§ PROBLEM DESCRIPTION
Without the pictures, output the records below word for word.

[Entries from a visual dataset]
────────────────────────────────────────

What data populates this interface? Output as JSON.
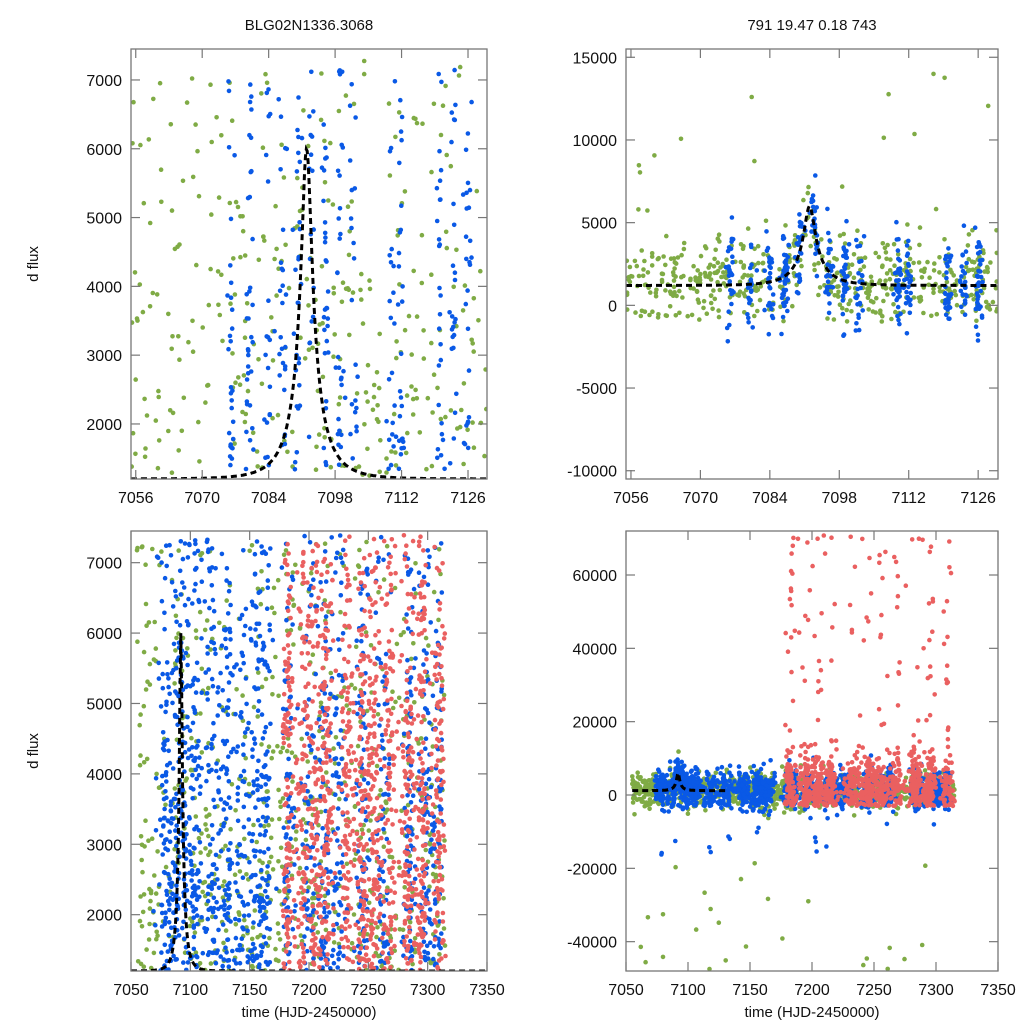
{
  "figure": {
    "title_left": "BLG02N1336.3068",
    "title_right": "791  19.47  0.18  743",
    "colors": {
      "green": "#7fab45",
      "blue": "#0a59e6",
      "red": "#ea6060",
      "model": "#000000",
      "frame": "#777777"
    }
  },
  "chart_data": [
    {
      "id": "top-left",
      "type": "scatter",
      "title": "BLG02N1336.3068",
      "xlabel": "",
      "ylabel": "d flux",
      "xlim": [
        7055,
        7130
      ],
      "ylim": [
        1200,
        7450
      ],
      "xticks": [
        7056,
        7070,
        7084,
        7098,
        7112,
        7126
      ],
      "yticks": [
        2000,
        3000,
        4000,
        5000,
        6000,
        7000
      ],
      "grid": false,
      "legend": "none",
      "model": {
        "type": "microlensing-fit",
        "peak_x": 7092,
        "peak_y": 6000,
        "baseline": 1200,
        "style": "dashed"
      },
      "series": [
        {
          "name": "green",
          "color": "#7fab45",
          "x_range": [
            7055,
            7130
          ],
          "y_range": [
            1200,
            7300
          ],
          "count": 320,
          "concentration": "peak around 7088-7096, scattered throughout"
        },
        {
          "name": "blue",
          "color": "#0a59e6",
          "x_range": [
            7067,
            7128
          ],
          "y_range": [
            1300,
            7300
          ],
          "count": 360,
          "concentration": "vertical clumps at 7076,7080,7084-7102,7110-7113,7120-7127"
        }
      ]
    },
    {
      "id": "top-right",
      "type": "scatter",
      "title": "791  19.47  0.18  743",
      "xlabel": "",
      "ylabel": "",
      "xlim": [
        7055,
        7130
      ],
      "ylim": [
        -10500,
        15500
      ],
      "xticks": [
        7056,
        7070,
        7084,
        7098,
        7112,
        7126
      ],
      "yticks": [
        -10000,
        -5000,
        0,
        5000,
        10000,
        15000
      ],
      "grid": false,
      "legend": "none",
      "model": {
        "type": "microlensing-fit",
        "peak_x": 7092,
        "peak_y": 6000,
        "baseline": 1200,
        "style": "dashed"
      },
      "series": [
        {
          "name": "green",
          "color": "#7fab45",
          "x_range": [
            7055,
            7130
          ],
          "y_range": [
            -1000,
            15300
          ],
          "count": 520
        },
        {
          "name": "blue",
          "color": "#0a59e6",
          "x_range": [
            7074,
            7128
          ],
          "y_range": [
            -2600,
            14200
          ],
          "count": 420
        }
      ]
    },
    {
      "id": "bottom-left",
      "type": "scatter",
      "title": "",
      "xlabel": "time (HJD-2450000)",
      "ylabel": "d flux",
      "xlim": [
        7050,
        7350
      ],
      "ylim": [
        1200,
        7450
      ],
      "xticks": [
        7050,
        7100,
        7150,
        7200,
        7250,
        7300,
        7350
      ],
      "yticks": [
        2000,
        3000,
        4000,
        5000,
        6000,
        7000
      ],
      "grid": false,
      "legend": "none",
      "model": {
        "type": "microlensing-fit",
        "peak_x": 7092,
        "peak_y": 6000,
        "baseline": 1200,
        "style": "dashed"
      },
      "series": [
        {
          "name": "green",
          "color": "#7fab45",
          "x_range": [
            7055,
            7315
          ],
          "y_range": [
            1200,
            7300
          ],
          "count": 700
        },
        {
          "name": "blue",
          "color": "#0a59e6",
          "x_range": [
            7068,
            7312
          ],
          "y_range": [
            1200,
            7400
          ],
          "count": 1500
        },
        {
          "name": "red",
          "color": "#ea6060",
          "x_range": [
            7178,
            7315
          ],
          "y_range": [
            1200,
            7400
          ],
          "count": 1300
        }
      ]
    },
    {
      "id": "bottom-right",
      "type": "scatter",
      "title": "",
      "xlabel": "time (HJD-2450000)",
      "ylabel": "",
      "xlim": [
        7050,
        7350
      ],
      "ylim": [
        -48000,
        72000
      ],
      "xticks": [
        7050,
        7100,
        7150,
        7200,
        7250,
        7300,
        7350
      ],
      "yticks": [
        -40000,
        -20000,
        0,
        20000,
        40000,
        60000
      ],
      "grid": false,
      "legend": "none",
      "model": {
        "type": "microlensing-fit",
        "peak_x": 7092,
        "peak_y": 6000,
        "baseline": 1200,
        "style": "dashed",
        "x_range": [
          7055,
          7130
        ]
      },
      "series": [
        {
          "name": "green",
          "color": "#7fab45",
          "x_range": [
            7055,
            7315
          ],
          "y_range": [
            -48000,
            15000
          ],
          "count": 900
        },
        {
          "name": "blue",
          "color": "#0a59e6",
          "x_range": [
            7068,
            7312
          ],
          "y_range": [
            -16500,
            32000
          ],
          "count": 1400
        },
        {
          "name": "red",
          "color": "#ea6060",
          "x_range": [
            7178,
            7315
          ],
          "y_range": [
            -3000,
            71500
          ],
          "count": 1300
        }
      ]
    }
  ]
}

────────────────────────────────────────

§ SOLUTION FOR THIS EXERCISE
What data populates this interface? Output as JSON.
{
  "figure": {
    "title_left": "BLG02N1336.3068",
    "title_right": "791  19.47  0.18  743",
    "colors": {
      "green": "#7fab45",
      "blue": "#0a59e6",
      "red": "#ea6060",
      "model": "#000000",
      "frame": "#777777"
    }
  },
  "chart_data": [
    {
      "id": "top-left",
      "type": "scatter",
      "title": "BLG02N1336.3068",
      "xlabel": "",
      "ylabel": "d flux",
      "xlim": [
        7055,
        7130
      ],
      "ylim": [
        1200,
        7450
      ],
      "xticks": [
        7056,
        7070,
        7084,
        7098,
        7112,
        7126
      ],
      "yticks": [
        2000,
        3000,
        4000,
        5000,
        6000,
        7000
      ],
      "grid": false,
      "legend": "none",
      "model": {
        "type": "microlensing-fit",
        "peak_x": 7092,
        "peak_y": 6000,
        "baseline": 1200,
        "style": "dashed"
      },
      "series": [
        {
          "name": "green",
          "color": "#7fab45",
          "x_range": [
            7055,
            7130
          ],
          "y_range": [
            1200,
            7300
          ],
          "count": 320,
          "concentration": "peak around 7088-7096, scattered throughout"
        },
        {
          "name": "blue",
          "color": "#0a59e6",
          "x_range": [
            7067,
            7128
          ],
          "y_range": [
            1300,
            7300
          ],
          "count": 360,
          "concentration": "vertical clumps at 7076,7080,7084-7102,7110-7113,7120-7127"
        }
      ]
    },
    {
      "id": "top-right",
      "type": "scatter",
      "title": "791  19.47  0.18  743",
      "xlabel": "",
      "ylabel": "",
      "xlim": [
        7055,
        7130
      ],
      "ylim": [
        -10500,
        15500
      ],
      "xticks": [
        7056,
        7070,
        7084,
        7098,
        7112,
        7126
      ],
      "yticks": [
        -10000,
        -5000,
        0,
        5000,
        10000,
        15000
      ],
      "grid": false,
      "legend": "none",
      "model": {
        "type": "microlensing-fit",
        "peak_x": 7092,
        "peak_y": 6000,
        "baseline": 1200,
        "style": "dashed"
      },
      "series": [
        {
          "name": "green",
          "color": "#7fab45",
          "x_range": [
            7055,
            7130
          ],
          "y_range": [
            -1000,
            15300
          ],
          "count": 520
        },
        {
          "name": "blue",
          "color": "#0a59e6",
          "x_range": [
            7074,
            7128
          ],
          "y_range": [
            -2600,
            14200
          ],
          "count": 420
        }
      ]
    },
    {
      "id": "bottom-left",
      "type": "scatter",
      "title": "",
      "xlabel": "time (HJD-2450000)",
      "ylabel": "d flux",
      "xlim": [
        7050,
        7350
      ],
      "ylim": [
        1200,
        7450
      ],
      "xticks": [
        7050,
        7100,
        7150,
        7200,
        7250,
        7300,
        7350
      ],
      "yticks": [
        2000,
        3000,
        4000,
        5000,
        6000,
        7000
      ],
      "grid": false,
      "legend": "none",
      "model": {
        "type": "microlensing-fit",
        "peak_x": 7092,
        "peak_y": 6000,
        "baseline": 1200,
        "style": "dashed"
      },
      "series": [
        {
          "name": "green",
          "color": "#7fab45",
          "x_range": [
            7055,
            7315
          ],
          "y_range": [
            1200,
            7300
          ],
          "count": 700
        },
        {
          "name": "blue",
          "color": "#0a59e6",
          "x_range": [
            7068,
            7312
          ],
          "y_range": [
            1200,
            7400
          ],
          "count": 1500
        },
        {
          "name": "red",
          "color": "#ea6060",
          "x_range": [
            7178,
            7315
          ],
          "y_range": [
            1200,
            7400
          ],
          "count": 1300
        }
      ]
    },
    {
      "id": "bottom-right",
      "type": "scatter",
      "title": "",
      "xlabel": "time (HJD-2450000)",
      "ylabel": "",
      "xlim": [
        7050,
        7350
      ],
      "ylim": [
        -48000,
        72000
      ],
      "xticks": [
        7050,
        7100,
        7150,
        7200,
        7250,
        7300,
        7350
      ],
      "yticks": [
        -40000,
        -20000,
        0,
        20000,
        40000,
        60000
      ],
      "grid": false,
      "legend": "none",
      "model": {
        "type": "microlensing-fit",
        "peak_x": 7092,
        "peak_y": 6000,
        "baseline": 1200,
        "style": "dashed",
        "x_range": [
          7055,
          7130
        ]
      },
      "series": [
        {
          "name": "green",
          "color": "#7fab45",
          "x_range": [
            7055,
            7315
          ],
          "y_range": [
            -48000,
            15000
          ],
          "count": 900
        },
        {
          "name": "blue",
          "color": "#0a59e6",
          "x_range": [
            7068,
            7312
          ],
          "y_range": [
            -16500,
            32000
          ],
          "count": 1400
        },
        {
          "name": "red",
          "color": "#ea6060",
          "x_range": [
            7178,
            7315
          ],
          "y_range": [
            -3000,
            71500
          ],
          "count": 1300
        }
      ]
    }
  ]
}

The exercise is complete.